* START Provided records *
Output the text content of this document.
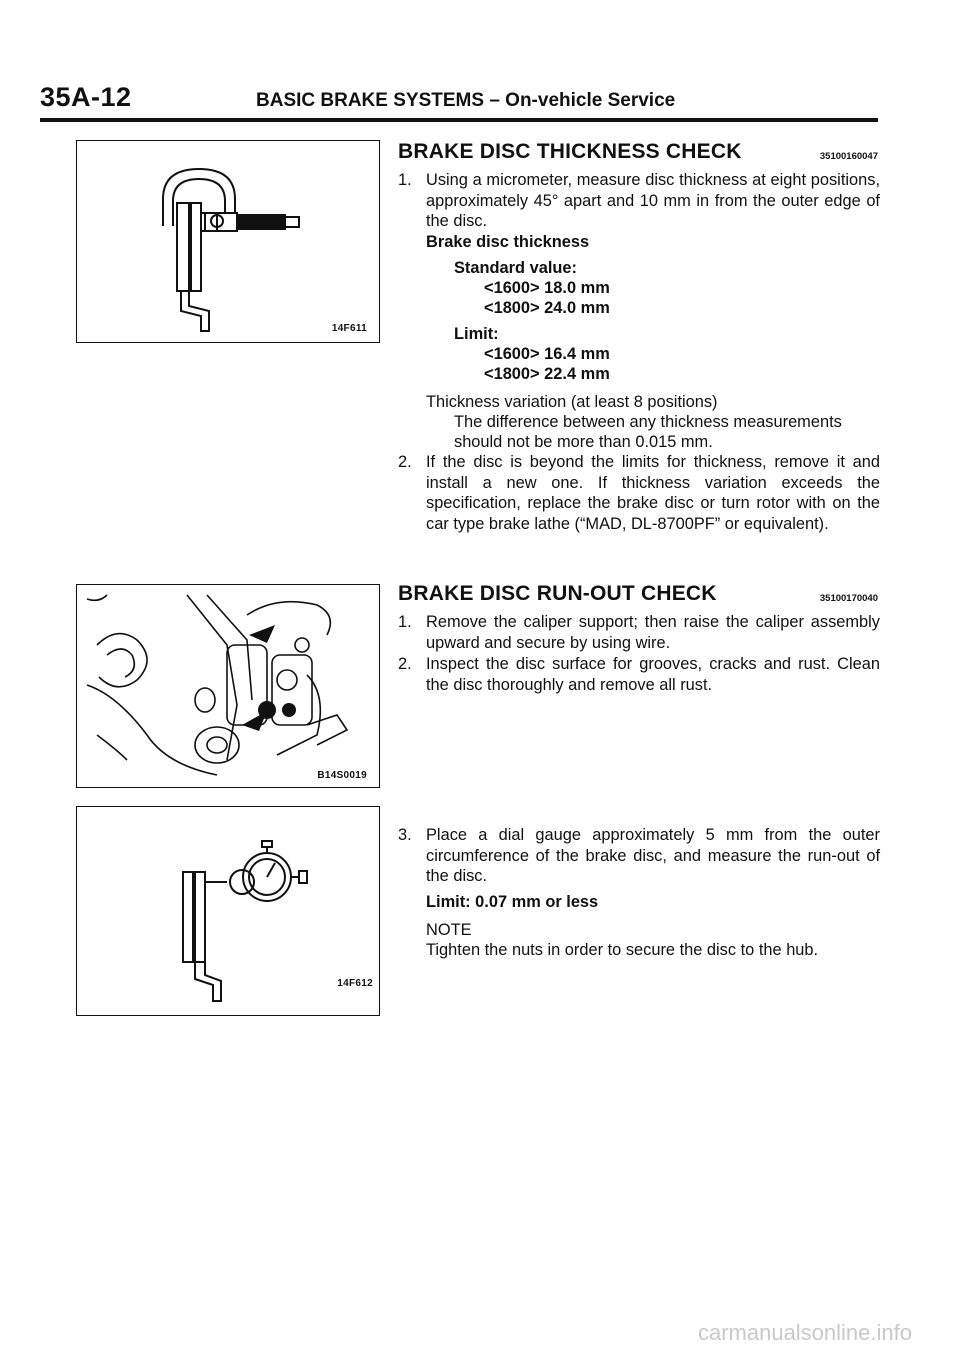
35A-12	BASIC BRAKE SYSTEMS – On-vehicle Service
14F611
B14S0019
14F612
BRAKE DISC THICKNESS CHECK	35100160047
1. Using a micrometer, measure disc thickness at eight positions, approximately 45° apart and 10 mm in from the outer edge of the disc.
Brake disc thickness
Standard value:
<1600> 18.0 mm
<1800> 24.0 mm
Limit:
<1600> 16.4 mm
<1800> 22.4 mm
Thickness variation (at least 8 positions)
The difference between any thickness measurements
should not be more than 0.015 mm.
2. If the disc is beyond the limits for thickness, remove it and install a new one. If thickness variation exceeds the specification, replace the brake disc or turn rotor with on the car type brake lathe (“MAD, DL-8700PF” or equivalent).
BRAKE DISC RUN-OUT CHECK	35100170040
1. Remove the caliper support; then raise the caliper assembly upward and secure by using wire.
2. Inspect the disc surface for grooves, cracks and rust. Clean the disc thoroughly and remove all rust.
3. Place a dial gauge approximately 5 mm from the outer circumference of the brake disc, and measure the run-out of the disc.
Limit: 0.07 mm or less
NOTE
Tighten the nuts in order to secure the disc to the hub.
carmanualsonline.info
* END Provided records *
What to produce
Pull out each line of the listing that holds the string "from".

Task answer
1. Using a micrometer, measure disc thickness at eight positions, approximately 45° apart and 10 mm in from the outer edge of the disc.
3. Place a dial gauge approximately 5 mm from the outer circumference of the brake disc, and measure the run-out of the disc.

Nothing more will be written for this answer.